Entries taken from a collection:
START

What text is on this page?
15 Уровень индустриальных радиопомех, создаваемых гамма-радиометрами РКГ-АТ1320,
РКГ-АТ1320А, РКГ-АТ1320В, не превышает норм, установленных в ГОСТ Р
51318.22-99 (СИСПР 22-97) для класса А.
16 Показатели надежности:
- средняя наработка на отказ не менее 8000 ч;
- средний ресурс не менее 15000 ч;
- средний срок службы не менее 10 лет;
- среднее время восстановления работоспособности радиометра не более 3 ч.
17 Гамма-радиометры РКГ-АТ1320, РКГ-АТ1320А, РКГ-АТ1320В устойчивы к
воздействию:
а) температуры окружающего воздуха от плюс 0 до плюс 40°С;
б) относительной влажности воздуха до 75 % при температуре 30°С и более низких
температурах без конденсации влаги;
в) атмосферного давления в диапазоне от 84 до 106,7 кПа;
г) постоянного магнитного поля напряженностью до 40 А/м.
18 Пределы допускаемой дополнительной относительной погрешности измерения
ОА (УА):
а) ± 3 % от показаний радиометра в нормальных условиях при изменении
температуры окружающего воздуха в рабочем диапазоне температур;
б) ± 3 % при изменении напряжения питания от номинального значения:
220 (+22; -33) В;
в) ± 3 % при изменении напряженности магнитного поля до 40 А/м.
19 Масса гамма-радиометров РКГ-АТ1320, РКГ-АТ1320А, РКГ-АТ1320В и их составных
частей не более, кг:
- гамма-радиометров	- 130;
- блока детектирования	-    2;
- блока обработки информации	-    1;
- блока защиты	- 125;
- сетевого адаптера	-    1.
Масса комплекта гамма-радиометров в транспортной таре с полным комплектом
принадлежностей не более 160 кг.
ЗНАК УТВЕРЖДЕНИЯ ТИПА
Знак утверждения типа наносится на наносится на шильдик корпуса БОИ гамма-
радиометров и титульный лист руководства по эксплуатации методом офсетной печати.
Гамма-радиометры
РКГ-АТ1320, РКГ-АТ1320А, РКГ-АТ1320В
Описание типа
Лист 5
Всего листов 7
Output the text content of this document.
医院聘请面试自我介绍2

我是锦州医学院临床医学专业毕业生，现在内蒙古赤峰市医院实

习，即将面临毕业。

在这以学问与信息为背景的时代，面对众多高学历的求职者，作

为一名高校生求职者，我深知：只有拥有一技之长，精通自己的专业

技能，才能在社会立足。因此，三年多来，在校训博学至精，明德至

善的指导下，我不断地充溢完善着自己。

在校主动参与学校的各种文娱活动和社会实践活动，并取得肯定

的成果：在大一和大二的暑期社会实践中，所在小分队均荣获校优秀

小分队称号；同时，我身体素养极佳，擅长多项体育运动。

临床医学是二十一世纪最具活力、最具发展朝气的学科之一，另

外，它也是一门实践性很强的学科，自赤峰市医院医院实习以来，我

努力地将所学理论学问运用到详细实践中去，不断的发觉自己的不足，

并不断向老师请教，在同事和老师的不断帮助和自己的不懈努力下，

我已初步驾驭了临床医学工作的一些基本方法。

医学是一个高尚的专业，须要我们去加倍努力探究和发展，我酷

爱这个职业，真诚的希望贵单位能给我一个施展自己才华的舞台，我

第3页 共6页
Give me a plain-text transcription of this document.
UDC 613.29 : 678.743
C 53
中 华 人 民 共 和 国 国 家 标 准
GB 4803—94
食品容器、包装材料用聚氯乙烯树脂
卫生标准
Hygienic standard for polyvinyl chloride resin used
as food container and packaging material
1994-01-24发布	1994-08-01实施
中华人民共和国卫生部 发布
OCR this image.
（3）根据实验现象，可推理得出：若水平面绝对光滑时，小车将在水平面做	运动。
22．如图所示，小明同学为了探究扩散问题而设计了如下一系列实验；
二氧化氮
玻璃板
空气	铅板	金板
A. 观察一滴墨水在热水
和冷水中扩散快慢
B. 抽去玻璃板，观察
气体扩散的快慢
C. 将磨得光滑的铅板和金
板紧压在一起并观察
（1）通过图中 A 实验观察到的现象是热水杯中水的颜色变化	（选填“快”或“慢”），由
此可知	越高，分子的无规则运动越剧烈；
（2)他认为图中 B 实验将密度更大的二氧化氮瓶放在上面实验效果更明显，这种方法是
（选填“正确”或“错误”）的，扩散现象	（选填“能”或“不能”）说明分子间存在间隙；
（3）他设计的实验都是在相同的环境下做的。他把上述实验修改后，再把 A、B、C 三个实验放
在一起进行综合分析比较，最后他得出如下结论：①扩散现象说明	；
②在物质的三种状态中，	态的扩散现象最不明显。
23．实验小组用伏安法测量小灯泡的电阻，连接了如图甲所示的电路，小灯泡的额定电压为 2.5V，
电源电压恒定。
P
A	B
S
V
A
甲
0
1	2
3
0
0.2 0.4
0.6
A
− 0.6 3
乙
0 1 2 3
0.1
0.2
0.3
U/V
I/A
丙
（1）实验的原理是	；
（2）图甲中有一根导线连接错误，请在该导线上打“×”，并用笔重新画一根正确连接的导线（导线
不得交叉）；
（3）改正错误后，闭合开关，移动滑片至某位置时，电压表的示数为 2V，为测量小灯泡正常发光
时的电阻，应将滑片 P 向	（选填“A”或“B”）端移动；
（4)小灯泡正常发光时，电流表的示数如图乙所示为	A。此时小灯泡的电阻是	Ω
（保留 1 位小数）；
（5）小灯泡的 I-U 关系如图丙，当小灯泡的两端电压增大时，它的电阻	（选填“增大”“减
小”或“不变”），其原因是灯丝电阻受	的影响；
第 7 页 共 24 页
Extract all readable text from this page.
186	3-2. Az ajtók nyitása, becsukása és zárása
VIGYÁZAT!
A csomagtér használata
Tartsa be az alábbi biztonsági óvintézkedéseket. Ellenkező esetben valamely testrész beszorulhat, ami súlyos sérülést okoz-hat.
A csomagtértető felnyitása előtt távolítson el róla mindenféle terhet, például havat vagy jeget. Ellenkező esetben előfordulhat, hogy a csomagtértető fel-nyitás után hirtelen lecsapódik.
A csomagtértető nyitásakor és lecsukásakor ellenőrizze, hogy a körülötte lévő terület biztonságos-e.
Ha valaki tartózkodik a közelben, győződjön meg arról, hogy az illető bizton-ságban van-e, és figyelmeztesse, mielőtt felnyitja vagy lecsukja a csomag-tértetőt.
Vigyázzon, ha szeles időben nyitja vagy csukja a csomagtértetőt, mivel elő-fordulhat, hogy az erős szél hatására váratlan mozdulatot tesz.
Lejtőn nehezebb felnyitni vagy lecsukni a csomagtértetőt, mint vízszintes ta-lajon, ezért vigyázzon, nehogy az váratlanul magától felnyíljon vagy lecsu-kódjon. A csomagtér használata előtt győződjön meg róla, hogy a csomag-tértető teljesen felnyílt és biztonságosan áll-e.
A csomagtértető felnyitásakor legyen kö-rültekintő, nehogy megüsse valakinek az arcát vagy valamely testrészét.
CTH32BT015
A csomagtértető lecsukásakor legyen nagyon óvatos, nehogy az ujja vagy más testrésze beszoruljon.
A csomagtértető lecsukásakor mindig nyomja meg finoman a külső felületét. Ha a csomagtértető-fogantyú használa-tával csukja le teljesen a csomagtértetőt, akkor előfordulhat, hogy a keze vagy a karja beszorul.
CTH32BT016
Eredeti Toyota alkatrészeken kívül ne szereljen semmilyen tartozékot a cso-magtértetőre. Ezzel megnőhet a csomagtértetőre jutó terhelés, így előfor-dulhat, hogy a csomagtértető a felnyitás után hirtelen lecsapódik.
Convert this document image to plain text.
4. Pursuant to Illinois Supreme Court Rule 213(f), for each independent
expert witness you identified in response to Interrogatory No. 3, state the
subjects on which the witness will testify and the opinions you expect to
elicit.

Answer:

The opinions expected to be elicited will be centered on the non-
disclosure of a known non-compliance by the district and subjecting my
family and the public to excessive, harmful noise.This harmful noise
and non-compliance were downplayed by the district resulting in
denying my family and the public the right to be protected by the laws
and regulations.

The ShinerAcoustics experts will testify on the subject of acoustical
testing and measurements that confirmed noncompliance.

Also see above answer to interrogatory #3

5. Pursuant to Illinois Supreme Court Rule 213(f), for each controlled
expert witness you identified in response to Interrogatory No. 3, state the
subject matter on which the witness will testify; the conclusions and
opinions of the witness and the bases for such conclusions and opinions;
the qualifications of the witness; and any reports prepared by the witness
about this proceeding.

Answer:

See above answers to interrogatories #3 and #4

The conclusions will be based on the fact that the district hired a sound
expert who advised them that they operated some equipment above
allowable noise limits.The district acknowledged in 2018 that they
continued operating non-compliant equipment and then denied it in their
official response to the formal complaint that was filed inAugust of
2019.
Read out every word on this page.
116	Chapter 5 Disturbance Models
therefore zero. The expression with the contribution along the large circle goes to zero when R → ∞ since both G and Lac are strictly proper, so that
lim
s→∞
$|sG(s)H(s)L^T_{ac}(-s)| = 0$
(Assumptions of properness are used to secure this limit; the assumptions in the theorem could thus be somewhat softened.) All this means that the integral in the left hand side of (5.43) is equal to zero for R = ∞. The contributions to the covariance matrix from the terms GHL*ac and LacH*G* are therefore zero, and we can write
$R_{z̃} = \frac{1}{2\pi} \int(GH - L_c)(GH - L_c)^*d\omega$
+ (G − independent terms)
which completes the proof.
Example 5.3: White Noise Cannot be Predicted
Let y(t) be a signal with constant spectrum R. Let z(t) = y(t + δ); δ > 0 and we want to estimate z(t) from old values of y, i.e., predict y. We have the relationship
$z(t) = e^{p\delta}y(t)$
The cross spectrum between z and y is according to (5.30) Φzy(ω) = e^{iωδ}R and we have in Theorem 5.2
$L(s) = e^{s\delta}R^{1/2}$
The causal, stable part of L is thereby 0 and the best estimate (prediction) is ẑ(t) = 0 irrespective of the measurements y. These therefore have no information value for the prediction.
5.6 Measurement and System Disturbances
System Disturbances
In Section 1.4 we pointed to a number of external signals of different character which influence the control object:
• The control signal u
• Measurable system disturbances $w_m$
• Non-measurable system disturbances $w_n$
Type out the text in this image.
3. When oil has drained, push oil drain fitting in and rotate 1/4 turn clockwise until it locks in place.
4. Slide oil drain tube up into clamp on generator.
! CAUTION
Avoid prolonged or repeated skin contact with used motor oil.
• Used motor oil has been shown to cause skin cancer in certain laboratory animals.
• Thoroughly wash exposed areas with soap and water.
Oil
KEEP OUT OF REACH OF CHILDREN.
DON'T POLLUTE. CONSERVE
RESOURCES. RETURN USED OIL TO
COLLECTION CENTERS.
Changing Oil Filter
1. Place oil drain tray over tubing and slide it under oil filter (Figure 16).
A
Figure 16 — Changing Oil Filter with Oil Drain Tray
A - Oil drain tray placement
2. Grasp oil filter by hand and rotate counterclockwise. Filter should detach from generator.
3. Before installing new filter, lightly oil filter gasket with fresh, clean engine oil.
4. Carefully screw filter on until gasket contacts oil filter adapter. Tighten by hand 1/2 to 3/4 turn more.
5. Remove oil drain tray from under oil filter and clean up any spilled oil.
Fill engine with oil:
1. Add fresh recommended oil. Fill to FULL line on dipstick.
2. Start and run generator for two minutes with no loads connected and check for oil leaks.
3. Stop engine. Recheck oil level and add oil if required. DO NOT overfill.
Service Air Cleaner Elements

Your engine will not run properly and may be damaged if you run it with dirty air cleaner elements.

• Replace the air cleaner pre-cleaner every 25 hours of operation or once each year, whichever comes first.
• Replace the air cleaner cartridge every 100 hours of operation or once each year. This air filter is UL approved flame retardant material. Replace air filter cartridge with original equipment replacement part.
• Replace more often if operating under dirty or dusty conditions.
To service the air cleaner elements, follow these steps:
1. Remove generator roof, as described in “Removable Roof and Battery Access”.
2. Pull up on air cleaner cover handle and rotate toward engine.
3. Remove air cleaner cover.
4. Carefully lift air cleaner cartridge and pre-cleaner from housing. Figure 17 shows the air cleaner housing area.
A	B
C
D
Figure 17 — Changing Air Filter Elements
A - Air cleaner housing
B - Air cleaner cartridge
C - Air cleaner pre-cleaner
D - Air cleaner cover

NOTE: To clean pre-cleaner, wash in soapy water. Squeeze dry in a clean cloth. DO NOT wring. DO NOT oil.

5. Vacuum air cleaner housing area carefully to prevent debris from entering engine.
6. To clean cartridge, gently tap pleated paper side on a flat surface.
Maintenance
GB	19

END

◆ **Problem requirements**: Look for lines containing the string "Pursuant" and copy them all.

◆ **Solution to this exercise**:
4. Pursuant to Illinois Supreme Court Rule 213(f), for each independent
5. Pursuant to Illinois Supreme Court Rule 213(f), for each controlled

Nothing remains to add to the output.